Repeat each line of the material exactly.
[START OF Input material]
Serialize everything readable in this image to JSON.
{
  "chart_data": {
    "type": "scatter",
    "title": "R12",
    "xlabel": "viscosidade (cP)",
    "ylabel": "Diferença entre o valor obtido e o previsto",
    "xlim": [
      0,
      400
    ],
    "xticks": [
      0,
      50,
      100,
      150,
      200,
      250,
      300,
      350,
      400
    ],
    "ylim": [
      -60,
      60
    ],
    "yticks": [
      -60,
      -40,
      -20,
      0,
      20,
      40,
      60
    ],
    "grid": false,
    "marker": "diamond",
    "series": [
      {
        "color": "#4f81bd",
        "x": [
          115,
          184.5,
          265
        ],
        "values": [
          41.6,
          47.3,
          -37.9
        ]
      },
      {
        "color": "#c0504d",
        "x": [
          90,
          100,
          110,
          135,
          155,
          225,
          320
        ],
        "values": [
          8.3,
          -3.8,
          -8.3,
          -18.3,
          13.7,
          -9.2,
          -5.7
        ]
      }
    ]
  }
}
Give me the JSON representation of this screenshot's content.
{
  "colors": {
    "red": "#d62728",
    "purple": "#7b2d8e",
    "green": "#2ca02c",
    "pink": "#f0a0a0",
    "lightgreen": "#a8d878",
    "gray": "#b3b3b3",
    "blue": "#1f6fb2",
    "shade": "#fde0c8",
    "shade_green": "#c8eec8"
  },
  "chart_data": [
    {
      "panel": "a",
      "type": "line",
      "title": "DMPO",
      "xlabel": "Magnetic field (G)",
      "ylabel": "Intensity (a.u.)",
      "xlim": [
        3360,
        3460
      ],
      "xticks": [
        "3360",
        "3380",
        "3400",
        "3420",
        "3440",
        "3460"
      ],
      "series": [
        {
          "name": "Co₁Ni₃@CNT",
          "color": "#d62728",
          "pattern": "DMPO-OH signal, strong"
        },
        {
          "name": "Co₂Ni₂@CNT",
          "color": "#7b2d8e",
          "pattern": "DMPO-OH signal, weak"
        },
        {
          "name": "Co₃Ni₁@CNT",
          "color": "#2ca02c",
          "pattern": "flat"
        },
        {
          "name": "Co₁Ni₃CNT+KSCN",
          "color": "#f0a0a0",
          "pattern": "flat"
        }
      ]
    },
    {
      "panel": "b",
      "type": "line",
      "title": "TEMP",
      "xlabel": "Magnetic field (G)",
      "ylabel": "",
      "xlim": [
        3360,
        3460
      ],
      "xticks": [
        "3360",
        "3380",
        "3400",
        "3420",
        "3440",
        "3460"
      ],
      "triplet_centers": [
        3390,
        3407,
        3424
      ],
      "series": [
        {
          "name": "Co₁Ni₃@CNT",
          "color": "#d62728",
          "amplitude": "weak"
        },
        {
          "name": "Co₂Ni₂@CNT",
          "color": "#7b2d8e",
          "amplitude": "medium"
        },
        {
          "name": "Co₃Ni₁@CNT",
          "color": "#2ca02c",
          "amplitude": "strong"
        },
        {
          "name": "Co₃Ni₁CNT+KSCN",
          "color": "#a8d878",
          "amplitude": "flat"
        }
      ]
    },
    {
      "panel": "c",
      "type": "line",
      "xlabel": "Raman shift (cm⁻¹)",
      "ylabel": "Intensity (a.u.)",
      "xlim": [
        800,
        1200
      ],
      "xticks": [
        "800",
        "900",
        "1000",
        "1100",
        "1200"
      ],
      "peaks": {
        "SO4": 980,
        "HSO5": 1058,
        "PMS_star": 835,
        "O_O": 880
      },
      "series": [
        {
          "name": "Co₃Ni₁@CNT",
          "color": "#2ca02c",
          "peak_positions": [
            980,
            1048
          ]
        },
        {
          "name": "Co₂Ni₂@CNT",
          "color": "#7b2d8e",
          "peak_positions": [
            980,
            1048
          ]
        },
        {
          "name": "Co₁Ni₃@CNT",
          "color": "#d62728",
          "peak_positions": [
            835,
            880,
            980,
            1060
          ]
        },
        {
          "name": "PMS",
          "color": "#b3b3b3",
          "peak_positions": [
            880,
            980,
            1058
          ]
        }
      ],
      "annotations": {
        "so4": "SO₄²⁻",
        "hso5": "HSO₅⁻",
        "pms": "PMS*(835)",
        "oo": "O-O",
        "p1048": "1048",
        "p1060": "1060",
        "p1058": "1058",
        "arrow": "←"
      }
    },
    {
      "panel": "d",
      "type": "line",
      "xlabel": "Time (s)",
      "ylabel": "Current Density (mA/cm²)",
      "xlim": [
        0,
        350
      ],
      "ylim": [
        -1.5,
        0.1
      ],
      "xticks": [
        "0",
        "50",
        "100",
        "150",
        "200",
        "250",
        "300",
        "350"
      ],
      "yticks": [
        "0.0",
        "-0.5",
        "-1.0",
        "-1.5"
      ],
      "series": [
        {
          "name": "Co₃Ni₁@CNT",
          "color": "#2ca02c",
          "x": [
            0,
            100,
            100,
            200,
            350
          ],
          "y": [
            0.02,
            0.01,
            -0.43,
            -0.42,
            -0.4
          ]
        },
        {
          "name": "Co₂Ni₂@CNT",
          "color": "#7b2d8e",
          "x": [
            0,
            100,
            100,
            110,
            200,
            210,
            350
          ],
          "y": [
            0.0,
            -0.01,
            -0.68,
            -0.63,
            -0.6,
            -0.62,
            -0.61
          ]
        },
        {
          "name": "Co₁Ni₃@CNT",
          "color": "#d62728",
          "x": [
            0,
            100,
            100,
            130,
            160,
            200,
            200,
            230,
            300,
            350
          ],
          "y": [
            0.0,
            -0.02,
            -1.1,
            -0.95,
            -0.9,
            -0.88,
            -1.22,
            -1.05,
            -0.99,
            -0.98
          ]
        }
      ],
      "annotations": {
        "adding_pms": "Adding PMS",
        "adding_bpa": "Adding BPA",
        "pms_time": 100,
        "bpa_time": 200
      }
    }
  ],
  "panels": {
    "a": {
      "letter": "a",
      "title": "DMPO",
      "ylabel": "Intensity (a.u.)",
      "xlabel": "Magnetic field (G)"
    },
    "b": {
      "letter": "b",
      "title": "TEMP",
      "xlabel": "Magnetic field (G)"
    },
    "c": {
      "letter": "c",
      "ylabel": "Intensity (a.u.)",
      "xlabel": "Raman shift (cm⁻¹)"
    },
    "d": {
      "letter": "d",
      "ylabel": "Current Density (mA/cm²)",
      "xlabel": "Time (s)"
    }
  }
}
[END OF Input material]
- Solution to the exercise
Serialize everything readable in this image to JSON.
{
  "chart_data": {
    "type": "scatter",
    "title": "R12",
    "xlabel": "viscosidade (cP)",
    "ylabel": "Diferença entre o valor obtido e o previsto",
    "xlim": [
      0,
      400
    ],
    "xticks": [
      0,
      50,
      100,
      150,
      200,
      250,
      300,
      350,
      400
    ],
    "ylim": [
      -60,
      60
    ],
    "yticks": [
      -60,
      -40,
      -20,
      0,
      20,
      40,
      60
    ],
    "grid": false,
    "marker": "diamond",
    "series": [
      {
        "color": "#4f81bd",
        "x": [
          115,
          184.5,
          265
        ],
        "values": [
          41.6,
          47.3,
          -37.9
        ]
      },
      {
        "color": "#c0504d",
        "x": [
          90,
          100,
          110,
          135,
          155,
          225,
          320
        ],
        "values": [
          8.3,
          -3.8,
          -8.3,
          -18.3,
          13.7,
          -9.2,
          -5.7
        ]
      }
    ]
  }
}
Give me the JSON representation of this screenshot's content.
{
  "colors": {
    "red": "#d62728",
    "purple": "#7b2d8e",
    "green": "#2ca02c",
    "pink": "#f0a0a0",
    "lightgreen": "#a8d878",
    "gray": "#b3b3b3",
    "blue": "#1f6fb2",
    "shade": "#fde0c8",
    "shade_green": "#c8eec8"
  },
  "chart_data": [
    {
      "panel": "a",
      "type": "line",
      "title": "DMPO",
      "xlabel": "Magnetic field (G)",
      "ylabel": "Intensity (a.u.)",
      "xlim": [
        3360,
        3460
      ],
      "xticks": [
        "3360",
        "3380",
        "3400",
        "3420",
        "3440",
        "3460"
      ],
      "series": [
        {
          "name": "Co₁Ni₃@CNT",
          "color": "#d62728",
          "pattern": "DMPO-OH signal, strong"
        },
        {
          "name": "Co₂Ni₂@CNT",
          "color": "#7b2d8e",
          "pattern": "DMPO-OH signal, weak"
        },
        {
          "name": "Co₃Ni₁@CNT",
          "color": "#2ca02c",
          "pattern": "flat"
        },
        {
          "name": "Co₁Ni₃CNT+KSCN",
          "color": "#f0a0a0",
          "pattern": "flat"
        }
      ]
    },
    {
      "panel": "b",
      "type": "line",
      "title": "TEMP",
      "xlabel": "Magnetic field (G)",
      "ylabel": "",
      "xlim": [
        3360,
        3460
      ],
      "xticks": [
        "3360",
        "3380",
        "3400",
        "3420",
        "3440",
        "3460"
      ],
      "triplet_centers": [
        3390,
        3407,
        3424
      ],
      "series": [
        {
          "name": "Co₁Ni₃@CNT",
          "color": "#d62728",
          "amplitude": "weak"
        },
        {
          "name": "Co₂Ni₂@CNT",
          "color": "#7b2d8e",
          "amplitude": "medium"
        },
        {
          "name": "Co₃Ni₁@CNT",
          "color": "#2ca02c",
          "amplitude": "strong"
        },
        {
          "name": "Co₃Ni₁CNT+KSCN",
          "color": "#a8d878",
          "amplitude": "flat"
        }
      ]
    },
    {
      "panel": "c",
      "type": "line",
      "xlabel": "Raman shift (cm⁻¹)",
      "ylabel": "Intensity (a.u.)",
      "xlim": [
        800,
        1200
      ],
      "xticks": [
        "800",
        "900",
        "1000",
        "1100",
        "1200"
      ],
      "peaks": {
        "SO4": 980,
        "HSO5": 1058,
        "PMS_star": 835,
        "O_O": 880
      },
      "series": [
        {
          "name": "Co₃Ni₁@CNT",
          "color": "#2ca02c",
          "peak_positions": [
            980,
            1048
          ]
        },
        {
          "name": "Co₂Ni₂@CNT",
          "color": "#7b2d8e",
          "peak_positions": [
            980,
            1048
          ]
        },
        {
          "name": "Co₁Ni₃@CNT",
          "color": "#d62728",
          "peak_positions": [
            835,
            880,
            980,
            1060
          ]
        },
        {
          "name": "PMS",
          "color": "#b3b3b3",
          "peak_positions": [
            880,
            980,
            1058
          ]
        }
      ],
      "annotations": {
        "so4": "SO₄²⁻",
        "hso5": "HSO₅⁻",
        "pms": "PMS*(835)",
        "oo": "O-O",
        "p1048": "1048",
        "p1060": "1060",
        "p1058": "1058",
        "arrow": "←"
      }
    },
    {
      "panel": "d",
      "type": "line",
      "xlabel": "Time (s)",
      "ylabel": "Current Density (mA/cm²)",
      "xlim": [
        0,
        350
      ],
      "ylim": [
        -1.5,
        0.1
      ],
      "xticks": [
        "0",
        "50",
        "100",
        "150",
        "200",
        "250",
        "300",
        "350"
      ],
      "yticks": [
        "0.0",
        "-0.5",
        "-1.0",
        "-1.5"
      ],
      "series": [
        {
          "name": "Co₃Ni₁@CNT",
          "color": "#2ca02c",
          "x": [
            0,
            100,
            100,
            200,
            350
          ],
          "y": [
            0.02,
            0.01,
            -0.43,
            -0.42,
            -0.4
          ]
        },
        {
          "name": "Co₂Ni₂@CNT",
          "color": "#7b2d8e",
          "x": [
            0,
            100,
            100,
            110,
            200,
            210,
            350
          ],
          "y": [
            0.0,
            -0.01,
            -0.68,
            -0.63,
            -0.6,
            -0.62,
            -0.61
          ]
        },
        {
          "name": "Co₁Ni₃@CNT",
          "color": "#d62728",
          "x": [
            0,
            100,
            100,
            130,
            160,
            200,
            200,
            230,
            300,
            350
          ],
          "y": [
            0.0,
            -0.02,
            -1.1,
            -0.95,
            -0.9,
            -0.88,
            -1.22,
            -1.05,
            -0.99,
            -0.98
          ]
        }
      ],
      "annotations": {
        "adding_pms": "Adding PMS",
        "adding_bpa": "Adding BPA",
        "pms_time": 100,
        "bpa_time": 200
      }
    }
  ],
  "panels": {
    "a": {
      "letter": "a",
      "title": "DMPO",
      "ylabel": "Intensity (a.u.)",
      "xlabel": "Magnetic field (G)"
    },
    "b": {
      "letter": "b",
      "title": "TEMP",
      "xlabel": "Magnetic field (G)"
    },
    "c": {
      "letter": "c",
      "ylabel": "Intensity (a.u.)",
      "xlabel": "Raman shift (cm⁻¹)"
    },
    "d": {
      "letter": "d",
      "ylabel": "Current Density (mA/cm²)",
      "xlabel": "Time (s)"
    }
  }
}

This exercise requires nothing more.